WHAT IS REQUIRED ->
Skip every picture, and copy exactly the lines from the one containing "OCR this image." to the end of the data.

RECORD SET ->
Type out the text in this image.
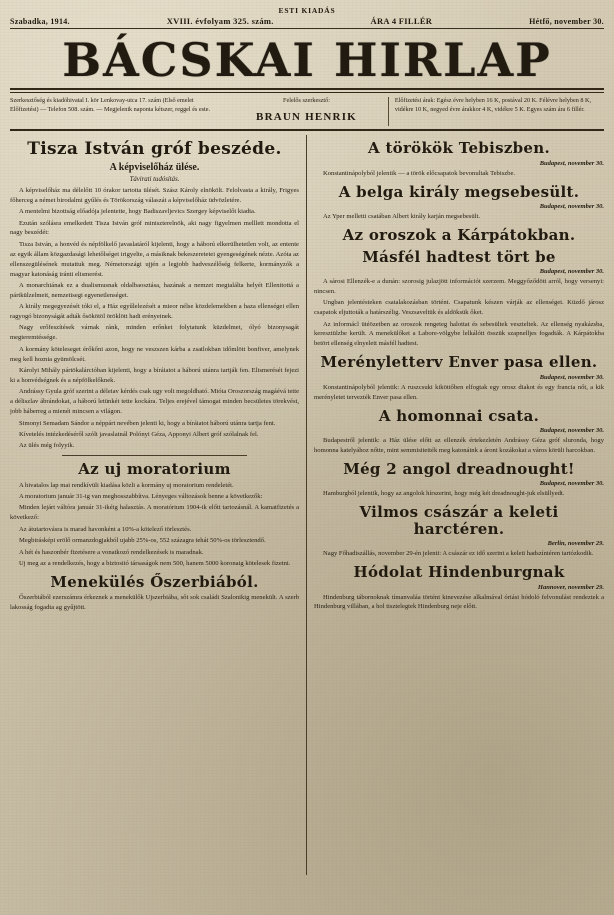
ESTI KIADÁS
Szabadka, 1914.	XVIII. évfolyam 325. szám.	ÁRA 4 FILLÉR	Hétfő, november 30.
BÁCSKAI HIRLAP
Szerkesztőség és kiadóhivatal I. kör Lenkovay-utca 17. szám (Első emelet Előfizetési) — Telefon 508. szám. — Megjelenik naponta kétszer, reggel és este.
Felelős szerkesztő:
BRAUN HENRIK
Előfizetési árak: Egész évre helyben 16 K, postával 20 K. Félévre helyben 8 K, vidékre 10 K, negyed évre árakkor 4 K, vidékre 5 K. Egyes szám ára 6 fillér.
Tisza István gróf beszéde.
A képviselőház ülése.
Távirati tudósítás.

A képviselőház ma délelőtt 10 órakor tartotta ülését. Szász Károly elnökölt. Felolvasta a király, Frigyes főherceg a német birodalmi gyűlés és Törökország válaszát a képviselőház üdvözletére.

A mentelmi bizottság előadója jelentette, hogy Badiszavljevics Szergey képviselőt kiadta.

Ezután szólásra emelkedett Tisza István gróf miniszterelnök, aki nagy figyelmen melllett mondotta el nagy beszédét:

Tisza István, a honvéd és népfölkelő javaslatáról kijelenti, hogy a háború elkerülhetetlen volt, az entente az egyik állam közgazdasági lehetőlséget irigyelte, a másiknak bekeszeretetei gyengeségének nézte. Azóta az ellenszegülésének mutattuk meg. Németországi ujjén a legjobb hadveszélőség felkerte, kormányzók a magyar katonáság iránti elismerést.

A monarchiának ez a dualismusnak oldalbaosztása, hazának a nemzet megtalálta helyét Ellenitottá a pártkülzelmeit, nemzetisegi egyenetlenséget.

A király megegyezését tóki el, a Ház egyűlelezését a mieor nélse közdelemekben a haza ellenségei ellen ragyogó bizonyságát adták ősökötöl öröklött hadi erényeinek.

Nagy erőfeszítések várnak ránk, minden erőnket folytatunk küzdelmet, ólyó bizonysagát megteremtéssége.

A kormány köteleseget érőkőni azon, hogy ne veszszen kárba a zsatlokban időmlött bonfiver, amelynek meg kell hoznia gyümölcsét.

Károlyi Mihály pártökalárcióban kijelenti, hogy a bíráiatot a háború utánra tartják fen. Elismerését fejezi ki a honvédségnek és a népfölkelőknek.

Andrássy Gyula gróf szerint a déleiav kérdés csak ugy volt megoldható. Mióta Oroszország magáévá tette a déliszlav ábrándokat, a háború letünkét tette kockára. Teljes erejével támogat minden becsületes törekvést, jobb háberreg a mienéi mincsen a világon.

Simonyi Semadam Sándor a néppárt nevében jelenti ki, hogy a bíráiatot háború utánra tartja fent.

Kívetelés intézkedéséről szólt javaslatnál Polónyi Géza, Apponyi Albert gróf szólalnak fel.

Az ülés még folyyik.

Az uj moratorium

A hivatalos lap mai rendkívüli kiadása közli a kormány uj moratorium rendeletét.

A moratorium január 31-ig van meghosszabbítva. Lényeges változások benne a következők:

Minden lejárt váltóra január 31-ikéig halasztás. A moratórium 1904-ik előtt tartozásnál. A kamatfizetés a következő:

Az átutartovásra is marad havonként a 10%-a kötelező törlesztés.

Megbirásképi erölő ormanzdogjakból ujabb 25%-os, 552 százagra tehát 50%-os törlesztendő.

A hét és haszonbér fizetésere a vonatkozó rendelkezések is maradnak.

Uj meg az a rendelkezés, hogy a biztositó társaságok nem 500, hanem 5000 koronaig kötelesek fizetni.

Menekülés Őszerbiából.

Őszerbiából ezerszámra érkeznek a menekülők Ujszerbiába, sőt sok családi Szalonikig menekült. A szerb lakosság fogadta ag gyűjtött.

A törökök Tebiszben.
Budapest, november 30.

Konstantinápolyból jelentik — a török előcsapatok bevonultak Tebiszbe.

A belga király megsebesült.
Budapest, november 30.

Az Yper melletti csatában Albert király karján megsebesült.

Az oroszok a Kárpátokban.
Másfél hadtest tört be
Budapest, november 30.

A sárosi Ellenzék-e a dunán: szorosig julazjött információt szerzem. Meggyőződött arról, hogy versenyi: nincsen.

Ungban jelentésteken csatalakozásban történt. Csapatunk készen várják az ellenséget. Küzdő járosz csapatok eljuttoták a határszélig. Veszsaveltük és aldöksük őket.

Az informácl ütéözetben az oroszok rengeteg halottat és sebesültek veszteltek. Az ellenség nyakázsba, keresztülzbe került. A menekülőket a Labore-völgybe lelkálótt összük szapnelljes fogadták. A Kárpátokba betört ellenség elnyelett másfél hadtest.

Merényletterv Enver pasa ellen.
Budapest, november 30.

Konstantinápolyból jelentik: A ruszcsuki kiköttőben elfogtak egy orosz diakot és egy francia nőt, a kik merényletet tervezték Enver pasa ellen.

A homonnai csata.
Budapest, november 30.

Budapestről jelentik: a Ház ülése előtt az ellenzék értekezletén Andrássy Géza gróf sluronda, hogy homonna katelyához nőtte, mint semmisitették meg katonáink a ároni kozákokat a város körüli harcokban.

Még 2 angol dreadnought!
Budapest, november 30.

Hamburgból jelentik, hogy az angolok hírszerint, hogy még két dreadnought-juk elsüllyedt.

Vilmos császár a keleti harctéren.
Berlin, november 29.

Nagy Főhadiszállás, november 29-én jelenti: A császár ez idő szerint a keleti hadszíntéren tartózkodik.

Hódolat Hindenburgnak
Hannover, november 29.

Hindenburg tábornoknak tímanvaláa történt kinevezése alkalmával óriási hódoló felvonulást rendeztek a Hindenburg villában, a hol tisztelegtek Hindenburg neje előtt.
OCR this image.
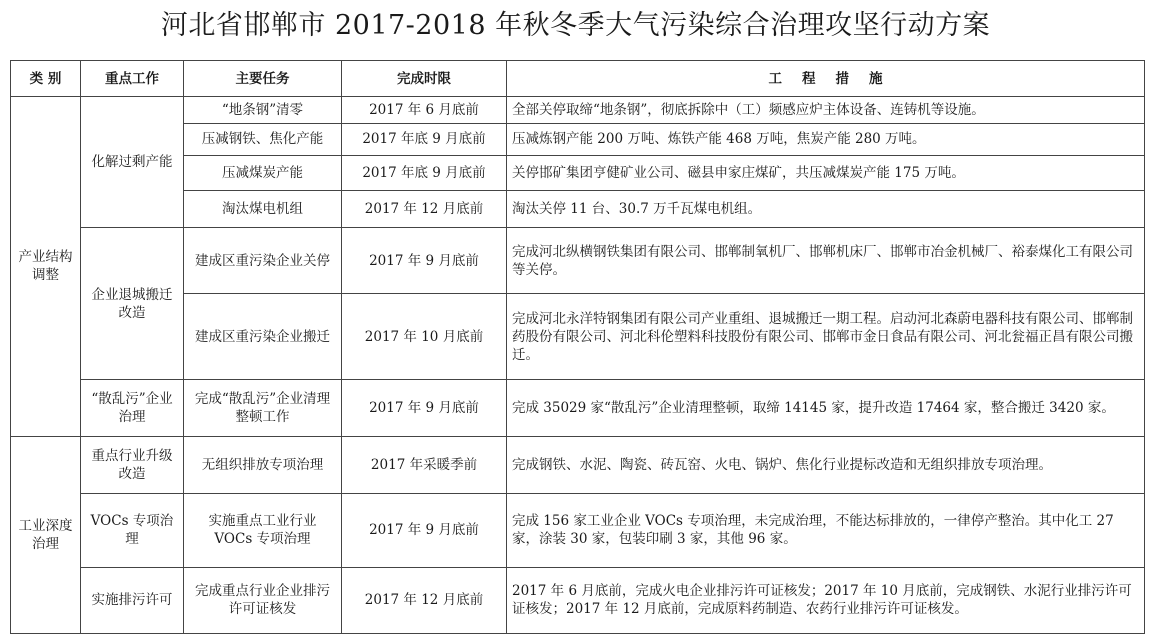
河北省邯郸市 2017-2018 年秋冬季大气污染综合治理攻坚行动方案
类 别	重点工作	主要任务	完成时限	工程措施
产业结构调整	化解过剩产能	“地条钢”清零	2017 年 6 月底前	全部关停取缔“地条钢”，彻底拆除中（工）频感应炉主体设备、连铸机等设施。
		压减钢铁、焦化产能	2017 年底 9 月底前	压减炼钢产能 200 万吨、炼铁产能 468 万吨，焦炭产能 280 万吨。
		压减煤炭产能	2017 年底 9 月底前	关停邯矿集团亨健矿业公司、磁县申家庄煤矿，共压减煤炭产能 175 万吨。
		淘汰煤电机组	2017 年 12 月底前	淘汰关停 11 台、30.7 万千瓦煤电机组。
	企业退城搬迁改造	建成区重污染企业关停	2017 年 9 月底前	完成河北纵横钢铁集团有限公司、邯郸制氧机厂、邯郸机床厂、邯郸市冶金机械厂、裕泰煤化工有限公司等关停。
		建成区重污染企业搬迁	2017 年 10 月底前	完成河北永洋特钢集团有限公司产业重组、退城搬迁一期工程。启动河北森蔚电器科技有限公司、邯郸制药股份有限公司、河北科伦塑料科技股份有限公司、邯郸市金日食品有限公司、河北瓮福正昌有限公司搬迁。
	“散乱污”企业治理	完成“散乱污”企业清理整顿工作	2017 年 9 月底前	完成 35029 家“散乱污”企业清理整顿，取缔 14145 家，提升改造 17464 家，整合搬迁 3420 家。
工业深度治理	重点行业升级改造	无组织排放专项治理	2017 年采暖季前	完成钢铁、水泥、陶瓷、砖瓦窑、火电、锅炉、焦化行业提标改造和无组织排放专项治理。
	VOCs 专项治理	实施重点工业行业 VOCs 专项治理	2017 年 9 月底前	完成 156 家工业企业 VOCs 专项治理，未完成治理，不能达标排放的，一律停产整治。其中化工 27 家，涂装 30 家，包装印刷 3 家，其他 96 家。
	实施排污许可	完成重点行业企业排污许可证核发	2017 年 12 月底前	2017 年 6 月底前，完成火电企业排污许可证核发；2017 年 10 月底前，完成钢铁、水泥行业排污许可证核发；2017 年 12 月底前，完成原料药制造、农药行业排污许可证核发。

FULL RESPONSE ->
OCR this image.
河北省邯郸市 2017-2018 年秋冬季大气污染综合治理攻坚行动方案
类 别	重点工作	主要任务	完成时限	工程措施
产业结构调整	化解过剩产能	“地条钢”清零	2017 年 6 月底前	全部关停取缔“地条钢”，彻底拆除中（工）频感应炉主体设备、连铸机等设施。
		压减钢铁、焦化产能	2017 年底 9 月底前	压减炼钢产能 200 万吨、炼铁产能 468 万吨，焦炭产能 280 万吨。
		压减煤炭产能	2017 年底 9 月底前	关停邯矿集团亨健矿业公司、磁县申家庄煤矿，共压减煤炭产能 175 万吨。
		淘汰煤电机组	2017 年 12 月底前	淘汰关停 11 台、30.7 万千瓦煤电机组。
	企业退城搬迁改造	建成区重污染企业关停	2017 年 9 月底前	完成河北纵横钢铁集团有限公司、邯郸制氧机厂、邯郸机床厂、邯郸市冶金机械厂、裕泰煤化工有限公司等关停。
		建成区重污染企业搬迁	2017 年 10 月底前	完成河北永洋特钢集团有限公司产业重组、退城搬迁一期工程。启动河北森蔚电器科技有限公司、邯郸制药股份有限公司、河北科伦塑料科技股份有限公司、邯郸市金日食品有限公司、河北瓮福正昌有限公司搬迁。
	“散乱污”企业治理	完成“散乱污”企业清理整顿工作	2017 年 9 月底前	完成 35029 家“散乱污”企业清理整顿，取缔 14145 家，提升改造 17464 家，整合搬迁 3420 家。
工业深度治理	重点行业升级改造	无组织排放专项治理	2017 年采暖季前	完成钢铁、水泥、陶瓷、砖瓦窑、火电、锅炉、焦化行业提标改造和无组织排放专项治理。
	VOCs 专项治理	实施重点工业行业 VOCs 专项治理	2017 年 9 月底前	完成 156 家工业企业 VOCs 专项治理，未完成治理，不能达标排放的，一律停产整治。其中化工 27 家，涂装 30 家，包装印刷 3 家，其他 96 家。
	实施排污许可	完成重点行业企业排污许可证核发	2017 年 12 月底前	2017 年 6 月底前，完成火电企业排污许可证核发；2017 年 10 月底前，完成钢铁、水泥行业排污许可证核发；2017 年 12 月底前，完成原料药制造、农药行业排污许可证核发。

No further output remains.